*EXERCISE MATERIAL*.
═══
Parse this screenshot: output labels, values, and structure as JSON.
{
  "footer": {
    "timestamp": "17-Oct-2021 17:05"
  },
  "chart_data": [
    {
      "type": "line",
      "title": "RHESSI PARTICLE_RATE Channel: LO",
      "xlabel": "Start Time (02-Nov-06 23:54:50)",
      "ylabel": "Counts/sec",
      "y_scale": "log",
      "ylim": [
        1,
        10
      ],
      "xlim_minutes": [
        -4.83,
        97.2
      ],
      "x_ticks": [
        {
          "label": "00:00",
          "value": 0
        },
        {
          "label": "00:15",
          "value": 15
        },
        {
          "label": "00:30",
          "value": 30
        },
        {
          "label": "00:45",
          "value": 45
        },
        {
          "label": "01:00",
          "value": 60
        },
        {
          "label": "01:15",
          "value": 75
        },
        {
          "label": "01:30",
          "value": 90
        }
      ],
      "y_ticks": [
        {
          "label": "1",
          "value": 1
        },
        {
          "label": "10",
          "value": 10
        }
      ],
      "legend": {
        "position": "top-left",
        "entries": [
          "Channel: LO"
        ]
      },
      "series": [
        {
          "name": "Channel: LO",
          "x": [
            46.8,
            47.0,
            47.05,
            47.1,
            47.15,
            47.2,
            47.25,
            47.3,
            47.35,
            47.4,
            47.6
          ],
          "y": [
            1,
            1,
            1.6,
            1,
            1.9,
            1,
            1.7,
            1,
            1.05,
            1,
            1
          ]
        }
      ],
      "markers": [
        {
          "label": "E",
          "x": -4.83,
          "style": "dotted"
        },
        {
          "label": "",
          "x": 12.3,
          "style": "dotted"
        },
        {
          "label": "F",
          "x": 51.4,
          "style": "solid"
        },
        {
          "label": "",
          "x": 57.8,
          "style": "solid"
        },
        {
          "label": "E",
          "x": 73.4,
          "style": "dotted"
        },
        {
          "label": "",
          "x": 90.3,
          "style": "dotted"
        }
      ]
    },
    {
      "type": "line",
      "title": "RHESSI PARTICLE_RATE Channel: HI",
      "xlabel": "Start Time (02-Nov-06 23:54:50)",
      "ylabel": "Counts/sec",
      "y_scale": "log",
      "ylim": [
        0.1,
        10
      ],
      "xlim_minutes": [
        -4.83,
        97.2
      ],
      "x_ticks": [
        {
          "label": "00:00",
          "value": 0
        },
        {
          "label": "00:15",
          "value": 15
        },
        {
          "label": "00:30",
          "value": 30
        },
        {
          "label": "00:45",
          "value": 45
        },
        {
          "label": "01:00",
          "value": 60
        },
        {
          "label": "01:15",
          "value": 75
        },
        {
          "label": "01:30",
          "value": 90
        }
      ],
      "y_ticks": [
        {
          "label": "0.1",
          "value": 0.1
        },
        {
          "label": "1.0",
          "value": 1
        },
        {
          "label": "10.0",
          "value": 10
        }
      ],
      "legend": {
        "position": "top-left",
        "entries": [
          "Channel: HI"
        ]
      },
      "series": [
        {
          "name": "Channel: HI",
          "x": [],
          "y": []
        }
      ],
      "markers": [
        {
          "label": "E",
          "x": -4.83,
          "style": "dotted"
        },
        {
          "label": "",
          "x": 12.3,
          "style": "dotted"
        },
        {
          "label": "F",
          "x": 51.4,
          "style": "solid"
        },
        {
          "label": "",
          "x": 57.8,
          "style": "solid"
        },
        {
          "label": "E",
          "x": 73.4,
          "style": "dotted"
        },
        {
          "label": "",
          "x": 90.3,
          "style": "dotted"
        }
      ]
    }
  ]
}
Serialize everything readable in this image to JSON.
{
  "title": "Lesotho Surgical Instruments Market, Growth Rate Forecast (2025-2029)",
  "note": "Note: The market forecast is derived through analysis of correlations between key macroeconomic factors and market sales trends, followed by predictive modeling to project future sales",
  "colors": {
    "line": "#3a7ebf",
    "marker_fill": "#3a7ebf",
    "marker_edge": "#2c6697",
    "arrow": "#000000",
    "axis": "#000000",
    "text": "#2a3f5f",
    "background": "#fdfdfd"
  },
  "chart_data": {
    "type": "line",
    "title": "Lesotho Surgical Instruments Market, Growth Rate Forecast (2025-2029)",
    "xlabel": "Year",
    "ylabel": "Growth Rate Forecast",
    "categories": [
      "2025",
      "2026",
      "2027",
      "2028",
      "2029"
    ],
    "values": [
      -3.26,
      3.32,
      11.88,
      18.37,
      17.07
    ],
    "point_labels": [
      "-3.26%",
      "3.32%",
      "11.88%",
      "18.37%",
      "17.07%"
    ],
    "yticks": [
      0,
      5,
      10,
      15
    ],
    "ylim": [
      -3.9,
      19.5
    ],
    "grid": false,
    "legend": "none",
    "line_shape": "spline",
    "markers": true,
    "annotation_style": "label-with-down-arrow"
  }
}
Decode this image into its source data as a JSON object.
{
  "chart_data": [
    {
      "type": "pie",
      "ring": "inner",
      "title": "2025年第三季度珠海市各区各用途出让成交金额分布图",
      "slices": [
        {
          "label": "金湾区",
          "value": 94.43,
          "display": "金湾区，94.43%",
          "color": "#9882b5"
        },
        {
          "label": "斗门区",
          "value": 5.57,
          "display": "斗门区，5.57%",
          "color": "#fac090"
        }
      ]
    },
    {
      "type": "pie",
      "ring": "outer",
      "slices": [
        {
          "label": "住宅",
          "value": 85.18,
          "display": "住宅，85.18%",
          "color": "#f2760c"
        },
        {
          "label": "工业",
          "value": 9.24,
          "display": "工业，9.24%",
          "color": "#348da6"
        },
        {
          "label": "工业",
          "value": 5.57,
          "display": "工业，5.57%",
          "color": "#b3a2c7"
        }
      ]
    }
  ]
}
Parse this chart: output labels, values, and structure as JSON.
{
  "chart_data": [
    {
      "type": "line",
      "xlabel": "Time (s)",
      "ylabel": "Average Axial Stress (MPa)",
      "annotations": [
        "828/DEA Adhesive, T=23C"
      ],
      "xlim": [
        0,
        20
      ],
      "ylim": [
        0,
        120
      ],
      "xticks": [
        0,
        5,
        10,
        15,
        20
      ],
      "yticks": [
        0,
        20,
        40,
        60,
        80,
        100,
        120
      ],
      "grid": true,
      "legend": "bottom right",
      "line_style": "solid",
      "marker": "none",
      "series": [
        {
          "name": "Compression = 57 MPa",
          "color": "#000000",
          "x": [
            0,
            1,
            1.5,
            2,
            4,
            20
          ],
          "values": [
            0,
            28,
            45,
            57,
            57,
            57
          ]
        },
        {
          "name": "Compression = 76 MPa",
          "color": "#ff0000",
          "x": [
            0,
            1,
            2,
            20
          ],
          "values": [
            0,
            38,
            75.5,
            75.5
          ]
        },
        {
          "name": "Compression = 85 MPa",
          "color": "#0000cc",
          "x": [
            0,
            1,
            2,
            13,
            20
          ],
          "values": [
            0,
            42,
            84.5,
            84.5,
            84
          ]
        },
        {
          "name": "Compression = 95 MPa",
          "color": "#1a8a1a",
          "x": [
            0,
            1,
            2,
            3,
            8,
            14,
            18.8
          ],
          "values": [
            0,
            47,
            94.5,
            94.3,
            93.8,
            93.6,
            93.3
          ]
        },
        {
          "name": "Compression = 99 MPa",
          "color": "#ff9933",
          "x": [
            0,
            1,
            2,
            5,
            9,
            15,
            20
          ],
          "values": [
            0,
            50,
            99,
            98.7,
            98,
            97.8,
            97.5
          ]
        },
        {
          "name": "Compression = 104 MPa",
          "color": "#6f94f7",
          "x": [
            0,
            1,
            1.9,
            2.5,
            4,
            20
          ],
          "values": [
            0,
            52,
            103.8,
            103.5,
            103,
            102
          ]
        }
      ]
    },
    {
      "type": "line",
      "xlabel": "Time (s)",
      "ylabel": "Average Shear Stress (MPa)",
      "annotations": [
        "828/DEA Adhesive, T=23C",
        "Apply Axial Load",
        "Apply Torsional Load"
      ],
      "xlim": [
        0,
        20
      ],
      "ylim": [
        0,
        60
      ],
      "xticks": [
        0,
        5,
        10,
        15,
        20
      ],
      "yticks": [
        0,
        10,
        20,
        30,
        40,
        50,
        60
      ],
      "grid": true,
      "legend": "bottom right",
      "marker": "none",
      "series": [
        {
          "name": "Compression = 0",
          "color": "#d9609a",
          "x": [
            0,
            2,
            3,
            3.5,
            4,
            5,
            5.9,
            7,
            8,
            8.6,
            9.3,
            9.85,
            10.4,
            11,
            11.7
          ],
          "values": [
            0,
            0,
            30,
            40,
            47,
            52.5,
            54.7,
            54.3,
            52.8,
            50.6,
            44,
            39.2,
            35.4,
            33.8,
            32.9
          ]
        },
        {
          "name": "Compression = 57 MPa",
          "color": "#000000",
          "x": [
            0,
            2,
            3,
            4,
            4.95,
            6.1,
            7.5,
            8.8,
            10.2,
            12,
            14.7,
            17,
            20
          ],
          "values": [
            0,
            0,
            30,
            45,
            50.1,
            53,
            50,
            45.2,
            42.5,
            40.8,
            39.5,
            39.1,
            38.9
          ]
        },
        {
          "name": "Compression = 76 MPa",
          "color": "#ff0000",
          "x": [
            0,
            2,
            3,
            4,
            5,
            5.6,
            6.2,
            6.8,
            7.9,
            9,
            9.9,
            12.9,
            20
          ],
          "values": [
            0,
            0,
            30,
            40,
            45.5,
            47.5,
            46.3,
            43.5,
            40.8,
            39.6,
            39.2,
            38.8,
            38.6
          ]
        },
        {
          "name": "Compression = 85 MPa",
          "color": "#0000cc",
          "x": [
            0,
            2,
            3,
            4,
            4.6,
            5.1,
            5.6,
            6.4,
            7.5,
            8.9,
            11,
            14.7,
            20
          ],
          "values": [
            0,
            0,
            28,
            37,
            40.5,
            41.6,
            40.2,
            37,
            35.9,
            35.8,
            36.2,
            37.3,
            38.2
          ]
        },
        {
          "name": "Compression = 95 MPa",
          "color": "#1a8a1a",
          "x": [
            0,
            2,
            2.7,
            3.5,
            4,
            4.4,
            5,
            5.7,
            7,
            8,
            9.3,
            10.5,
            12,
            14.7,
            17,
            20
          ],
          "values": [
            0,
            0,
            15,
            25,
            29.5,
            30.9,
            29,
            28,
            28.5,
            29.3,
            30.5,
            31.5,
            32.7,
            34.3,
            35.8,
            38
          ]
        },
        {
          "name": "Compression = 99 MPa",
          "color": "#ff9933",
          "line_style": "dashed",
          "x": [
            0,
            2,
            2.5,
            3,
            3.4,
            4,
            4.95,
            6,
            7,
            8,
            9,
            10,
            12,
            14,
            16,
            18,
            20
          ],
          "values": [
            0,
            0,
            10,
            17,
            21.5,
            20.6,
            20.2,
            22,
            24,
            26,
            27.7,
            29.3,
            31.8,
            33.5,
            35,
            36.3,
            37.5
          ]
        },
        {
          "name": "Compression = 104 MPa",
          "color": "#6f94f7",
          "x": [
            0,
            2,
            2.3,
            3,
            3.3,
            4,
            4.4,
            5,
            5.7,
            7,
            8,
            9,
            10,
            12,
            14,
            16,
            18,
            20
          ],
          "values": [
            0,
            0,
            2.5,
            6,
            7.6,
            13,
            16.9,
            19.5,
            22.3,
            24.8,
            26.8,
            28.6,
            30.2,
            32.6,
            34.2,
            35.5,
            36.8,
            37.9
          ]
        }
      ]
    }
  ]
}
═══
*WHAT YOU SHOULD DO*.
Copy out every line of the listing that contains the string "Parse".

*WRITTEN SOLUTION*.
Parse this screenshot: output labels, values, and structure as JSON.
Parse this chart: output labels, values, and structure as JSON.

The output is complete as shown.